# Quoted text
Additionally, I’m asking Comscore to drop their “pay for correct stats” model in the next ten days.

Let’s get into why.

Comscore’s Reign of Terror

For over a decade, I’ve railed against our industry’s leading metrics company ComScore with little result.

It all started when I was a journalist in the 90s for the Silicon Alley Reporter. I listened to company after company from Silicon Alley to Silicon Valley complain about how ComScore’s method of counting traffic websites, via a sample of users, was incorrect.

People couldn’t understand why the internet industry, with it’s ability to track traffic perfectly, would ever adopt the failed sample-based methods used on television and radio. Comscore’s ideas were antiquated and unnecessary.

Entrepreneurs would show me their internal stats, which were typically three to five times larger than Comscore’s numbers, and beg me to correct them in the Silicon Alley Reporter.

However, I noticed a pattern: the big companies didn’t complain about Comscore.

Why?

Well, from what multiple people shared with me, you simply had to follow the money. According to these folks it was an unspoken truth for years that if you paid Comscore they fixed your numbers, and if you were a small company and didn’t, well, you suffered. Comscore would probably deny this, but their recent “pay to play” product shows their true stripes.

They screwed me at Weblogs, Inc.

It wasn’t until I started Weblogs, Inc. that I really felt the sting of not participating in the Comscore protection racket. You see, advertisers love Comscore and they make advertising buys based on it.

Our small, but growing blogs, were under reported month after month and Comscore basically told me to pound salt when I complained. It cost me money, and I promised myself that if I could ever support another service that wasn’t based on payola I would.

Here you can see a smoking gun from 2005 when Comscore did a “study” on blogs with Gawker Media as a sponsor. Interestingly, Gawker’s blogs did really well in the study. The only problem was that Comscore’s numbers were different than the SiteMeter traffic that Gawker and Weblogs Inc. were publishing at the time.

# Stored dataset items
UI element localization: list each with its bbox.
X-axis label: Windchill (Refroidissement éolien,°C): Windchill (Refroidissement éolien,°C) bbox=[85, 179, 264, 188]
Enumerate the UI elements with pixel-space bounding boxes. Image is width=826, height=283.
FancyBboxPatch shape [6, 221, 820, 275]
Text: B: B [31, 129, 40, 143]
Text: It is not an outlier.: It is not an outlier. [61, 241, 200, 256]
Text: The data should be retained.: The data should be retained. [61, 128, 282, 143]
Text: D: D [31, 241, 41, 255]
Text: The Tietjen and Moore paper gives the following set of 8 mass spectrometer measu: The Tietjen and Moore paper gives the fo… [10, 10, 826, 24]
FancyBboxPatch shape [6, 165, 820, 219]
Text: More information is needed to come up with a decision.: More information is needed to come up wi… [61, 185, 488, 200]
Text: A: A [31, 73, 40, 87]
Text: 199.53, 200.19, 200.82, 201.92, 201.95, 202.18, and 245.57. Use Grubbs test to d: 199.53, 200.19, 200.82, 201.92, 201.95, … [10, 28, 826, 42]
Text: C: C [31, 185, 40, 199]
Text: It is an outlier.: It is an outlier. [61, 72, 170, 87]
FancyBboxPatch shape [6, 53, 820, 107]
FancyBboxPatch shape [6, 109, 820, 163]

# Problem
In the text about Comscore, turn the paragraph starting "Well, from what multiple people shared with me" into a short bulleted list that keeps its main facts. Rely only on the text about Comscore, not on the records.

# Written solution
- Multiple people told the writer to follow the money.
- They described an unspoken truth of many years: companies that paid Comscore had their numbers fixed.
- Small companies that did not pay suffered.
- Comscore would probably deny this.
- The writer says Comscore's recent "pay to play" product shows its true stripes.